- **WRITTEN INSTRUCTION**
Reproduce every line of the records below without any change, leaving out the pictures.

- **DATASET EXTRACT**
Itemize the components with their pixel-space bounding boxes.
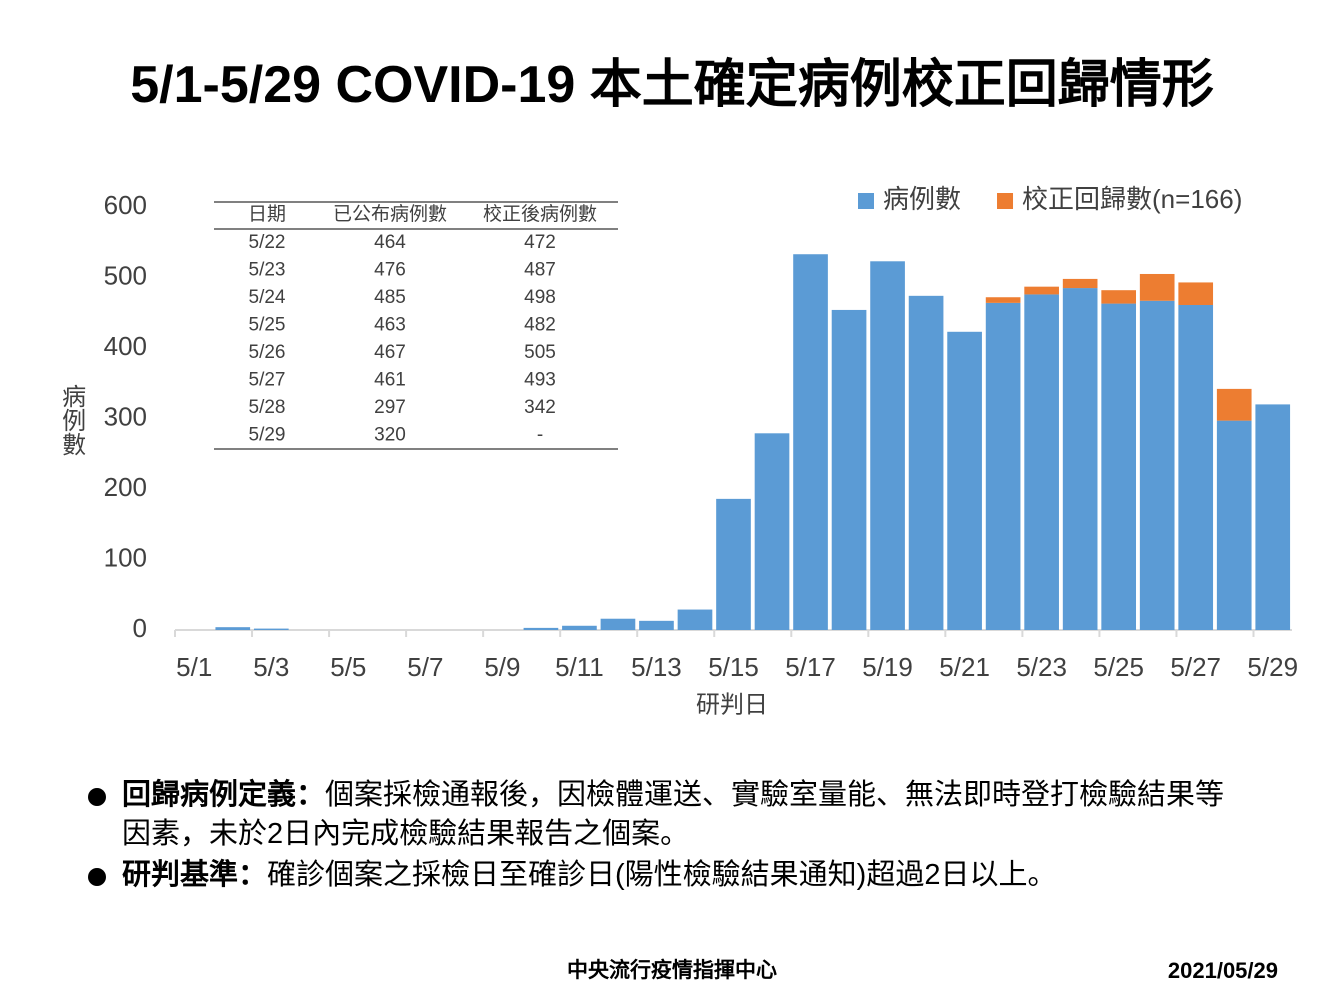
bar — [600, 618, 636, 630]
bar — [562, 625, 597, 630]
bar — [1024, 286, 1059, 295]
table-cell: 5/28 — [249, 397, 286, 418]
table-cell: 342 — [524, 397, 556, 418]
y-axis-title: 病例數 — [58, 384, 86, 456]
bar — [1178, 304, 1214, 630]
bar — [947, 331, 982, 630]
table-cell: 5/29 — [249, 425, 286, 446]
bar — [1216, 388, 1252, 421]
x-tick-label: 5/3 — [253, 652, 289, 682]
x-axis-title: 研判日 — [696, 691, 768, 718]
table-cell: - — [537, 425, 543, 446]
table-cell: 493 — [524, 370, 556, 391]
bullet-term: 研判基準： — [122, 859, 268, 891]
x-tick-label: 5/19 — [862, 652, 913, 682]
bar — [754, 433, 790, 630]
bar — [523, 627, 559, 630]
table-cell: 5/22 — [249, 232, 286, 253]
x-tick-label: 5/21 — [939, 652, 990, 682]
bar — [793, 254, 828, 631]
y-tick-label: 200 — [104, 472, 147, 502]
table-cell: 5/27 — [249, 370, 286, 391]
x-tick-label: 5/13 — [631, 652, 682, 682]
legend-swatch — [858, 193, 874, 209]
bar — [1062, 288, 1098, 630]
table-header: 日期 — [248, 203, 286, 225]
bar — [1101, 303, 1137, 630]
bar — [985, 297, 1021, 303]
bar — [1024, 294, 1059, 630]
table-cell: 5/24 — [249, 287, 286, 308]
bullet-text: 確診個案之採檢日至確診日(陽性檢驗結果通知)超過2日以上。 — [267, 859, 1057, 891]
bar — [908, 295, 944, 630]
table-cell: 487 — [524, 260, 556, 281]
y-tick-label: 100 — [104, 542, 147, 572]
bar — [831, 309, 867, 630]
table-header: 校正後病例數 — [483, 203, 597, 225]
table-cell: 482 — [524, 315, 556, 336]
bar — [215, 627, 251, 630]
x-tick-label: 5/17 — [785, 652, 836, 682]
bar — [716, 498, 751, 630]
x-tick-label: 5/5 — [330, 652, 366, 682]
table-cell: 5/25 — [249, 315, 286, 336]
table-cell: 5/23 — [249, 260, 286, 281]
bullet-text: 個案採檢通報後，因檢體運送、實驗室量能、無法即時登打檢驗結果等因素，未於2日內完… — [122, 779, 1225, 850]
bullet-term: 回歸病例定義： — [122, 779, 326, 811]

- **EXPECTED ANSWER**
Itemize the components with their pixel-space bounding boxes.
bar — [600, 618, 636, 630]
bar — [562, 625, 597, 630]
bar — [1024, 286, 1059, 295]
table-cell: 5/28 — [249, 397, 286, 418]
table-cell: 342 — [524, 397, 556, 418]
y-axis-title: 病例數 — [58, 384, 86, 456]
bar — [1178, 304, 1214, 630]
bar — [947, 331, 982, 630]
table-cell: 5/29 — [249, 425, 286, 446]
bar — [1216, 388, 1252, 421]
x-tick-label: 5/3 — [253, 652, 289, 682]
x-axis-title: 研判日 — [696, 691, 768, 718]
table-cell: - — [537, 425, 543, 446]
table-cell: 493 — [524, 370, 556, 391]
bullet-term: 研判基準： — [122, 859, 268, 891]
x-tick-label: 5/19 — [862, 652, 913, 682]
bar — [754, 433, 790, 630]
bar — [523, 627, 559, 630]
table-cell: 5/22 — [249, 232, 286, 253]
x-tick-label: 5/21 — [939, 652, 990, 682]
bar — [793, 254, 828, 631]
y-tick-label: 200 — [104, 472, 147, 502]
table-cell: 5/27 — [249, 370, 286, 391]
x-tick-label: 5/13 — [631, 652, 682, 682]
legend-swatch — [858, 193, 874, 209]
bar — [1062, 288, 1098, 630]
table-header: 日期 — [248, 203, 286, 225]
bar — [1101, 303, 1137, 630]
bar — [985, 297, 1021, 303]
bar — [1024, 294, 1059, 630]
table-cell: 5/24 — [249, 287, 286, 308]
bullet-text: 確診個案之採檢日至確診日(陽性檢驗結果通知)超過2日以上。 — [267, 859, 1057, 891]
bar — [908, 295, 944, 630]
table-cell: 487 — [524, 260, 556, 281]
y-tick-label: 100 — [104, 542, 147, 572]
bar — [831, 309, 867, 630]
table-header: 校正後病例數 — [483, 203, 597, 225]
table-cell: 482 — [524, 315, 556, 336]
bar — [215, 627, 251, 630]
x-tick-label: 5/17 — [785, 652, 836, 682]
bar — [716, 498, 751, 630]
x-tick-label: 5/5 — [330, 652, 366, 682]
table-cell: 5/25 — [249, 315, 286, 336]
table-cell: 5/23 — [249, 260, 286, 281]
bullet-text: 個案採檢通報後，因檢體運送、實驗室量能、無法即時登打檢驗結果等因素，未於2日內完… — [122, 779, 1225, 850]
bullet-term: 回歸病例定義： — [122, 779, 326, 811]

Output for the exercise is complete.